** GIVEN INSTRUCTION **
Copy out the entries below in full and exactly.

— start —

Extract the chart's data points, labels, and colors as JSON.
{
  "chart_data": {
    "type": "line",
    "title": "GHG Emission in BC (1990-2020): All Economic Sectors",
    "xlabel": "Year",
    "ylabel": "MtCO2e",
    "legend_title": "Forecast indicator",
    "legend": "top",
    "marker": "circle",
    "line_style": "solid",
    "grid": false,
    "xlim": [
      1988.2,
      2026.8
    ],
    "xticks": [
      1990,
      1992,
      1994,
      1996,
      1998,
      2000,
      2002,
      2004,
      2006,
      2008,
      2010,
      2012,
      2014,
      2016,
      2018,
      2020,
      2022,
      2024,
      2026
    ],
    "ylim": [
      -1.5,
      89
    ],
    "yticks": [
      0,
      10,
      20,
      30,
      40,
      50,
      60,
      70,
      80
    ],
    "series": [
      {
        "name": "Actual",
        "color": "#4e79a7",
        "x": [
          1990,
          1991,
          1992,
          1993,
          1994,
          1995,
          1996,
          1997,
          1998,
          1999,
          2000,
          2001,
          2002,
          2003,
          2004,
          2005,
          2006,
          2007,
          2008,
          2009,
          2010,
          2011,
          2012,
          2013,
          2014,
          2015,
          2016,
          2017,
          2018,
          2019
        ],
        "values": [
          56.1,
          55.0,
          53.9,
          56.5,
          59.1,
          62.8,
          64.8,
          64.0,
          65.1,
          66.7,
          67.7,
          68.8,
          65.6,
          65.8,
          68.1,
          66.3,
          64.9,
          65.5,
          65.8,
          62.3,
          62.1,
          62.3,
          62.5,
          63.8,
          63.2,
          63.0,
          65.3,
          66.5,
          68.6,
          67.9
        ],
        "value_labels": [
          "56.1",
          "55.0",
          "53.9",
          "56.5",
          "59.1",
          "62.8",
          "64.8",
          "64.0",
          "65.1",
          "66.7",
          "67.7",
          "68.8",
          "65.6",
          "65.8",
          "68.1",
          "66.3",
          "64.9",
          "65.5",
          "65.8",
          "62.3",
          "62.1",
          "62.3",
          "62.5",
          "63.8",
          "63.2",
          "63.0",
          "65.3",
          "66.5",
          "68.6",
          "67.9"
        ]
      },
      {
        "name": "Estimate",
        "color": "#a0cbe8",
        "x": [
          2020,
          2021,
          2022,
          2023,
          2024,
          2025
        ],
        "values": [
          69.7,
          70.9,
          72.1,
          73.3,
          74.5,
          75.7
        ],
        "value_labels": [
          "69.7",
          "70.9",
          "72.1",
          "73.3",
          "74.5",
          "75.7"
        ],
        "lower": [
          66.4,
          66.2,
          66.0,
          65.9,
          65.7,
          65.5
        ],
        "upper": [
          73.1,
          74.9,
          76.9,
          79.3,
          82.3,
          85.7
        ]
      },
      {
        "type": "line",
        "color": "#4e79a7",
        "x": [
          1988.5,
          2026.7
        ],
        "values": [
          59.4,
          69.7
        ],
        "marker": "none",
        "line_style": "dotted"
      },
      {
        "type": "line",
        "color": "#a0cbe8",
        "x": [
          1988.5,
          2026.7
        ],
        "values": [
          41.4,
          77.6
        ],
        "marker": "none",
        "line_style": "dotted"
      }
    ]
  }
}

— end —

** EXPECTED ANSWER **
Extract the chart's data points, labels, and colors as JSON.
{
  "chart_data": {
    "type": "line",
    "title": "GHG Emission in BC (1990-2020): All Economic Sectors",
    "xlabel": "Year",
    "ylabel": "MtCO2e",
    "legend_title": "Forecast indicator",
    "legend": "top",
    "marker": "circle",
    "line_style": "solid",
    "grid": false,
    "xlim": [
      1988.2,
      2026.8
    ],
    "xticks": [
      1990,
      1992,
      1994,
      1996,
      1998,
      2000,
      2002,
      2004,
      2006,
      2008,
      2010,
      2012,
      2014,
      2016,
      2018,
      2020,
      2022,
      2024,
      2026
    ],
    "ylim": [
      -1.5,
      89
    ],
    "yticks": [
      0,
      10,
      20,
      30,
      40,
      50,
      60,
      70,
      80
    ],
    "series": [
      {
        "name": "Actual",
        "color": "#4e79a7",
        "x": [
          1990,
          1991,
          1992,
          1993,
          1994,
          1995,
          1996,
          1997,
          1998,
          1999,
          2000,
          2001,
          2002,
          2003,
          2004,
          2005,
          2006,
          2007,
          2008,
          2009,
          2010,
          2011,
          2012,
          2013,
          2014,
          2015,
          2016,
          2017,
          2018,
          2019
        ],
        "values": [
          56.1,
          55.0,
          53.9,
          56.5,
          59.1,
          62.8,
          64.8,
          64.0,
          65.1,
          66.7,
          67.7,
          68.8,
          65.6,
          65.8,
          68.1,
          66.3,
          64.9,
          65.5,
          65.8,
          62.3,
          62.1,
          62.3,
          62.5,
          63.8,
          63.2,
          63.0,
          65.3,
          66.5,
          68.6,
          67.9
        ],
        "value_labels": [
          "56.1",
          "55.0",
          "53.9",
          "56.5",
          "59.1",
          "62.8",
          "64.8",
          "64.0",
          "65.1",
          "66.7",
          "67.7",
          "68.8",
          "65.6",
          "65.8",
          "68.1",
          "66.3",
          "64.9",
          "65.5",
          "65.8",
          "62.3",
          "62.1",
          "62.3",
          "62.5",
          "63.8",
          "63.2",
          "63.0",
          "65.3",
          "66.5",
          "68.6",
          "67.9"
        ]
      },
      {
        "name": "Estimate",
        "color": "#a0cbe8",
        "x": [
          2020,
          2021,
          2022,
          2023,
          2024,
          2025
        ],
        "values": [
          69.7,
          70.9,
          72.1,
          73.3,
          74.5,
          75.7
        ],
        "value_labels": [
          "69.7",
          "70.9",
          "72.1",
          "73.3",
          "74.5",
          "75.7"
        ],
        "lower": [
          66.4,
          66.2,
          66.0,
          65.9,
          65.7,
          65.5
        ],
        "upper": [
          73.1,
          74.9,
          76.9,
          79.3,
          82.3,
          85.7
        ]
      },
      {
        "type": "line",
        "color": "#4e79a7",
        "x": [
          1988.5,
          2026.7
        ],
        "values": [
          59.4,
          69.7
        ],
        "marker": "none",
        "line_style": "dotted"
      },
      {
        "type": "line",
        "color": "#a0cbe8",
        "x": [
          1988.5,
          2026.7
        ],
        "values": [
          41.4,
          77.6
        ],
        "marker": "none",
        "line_style": "dotted"
      }
    ]
  }
}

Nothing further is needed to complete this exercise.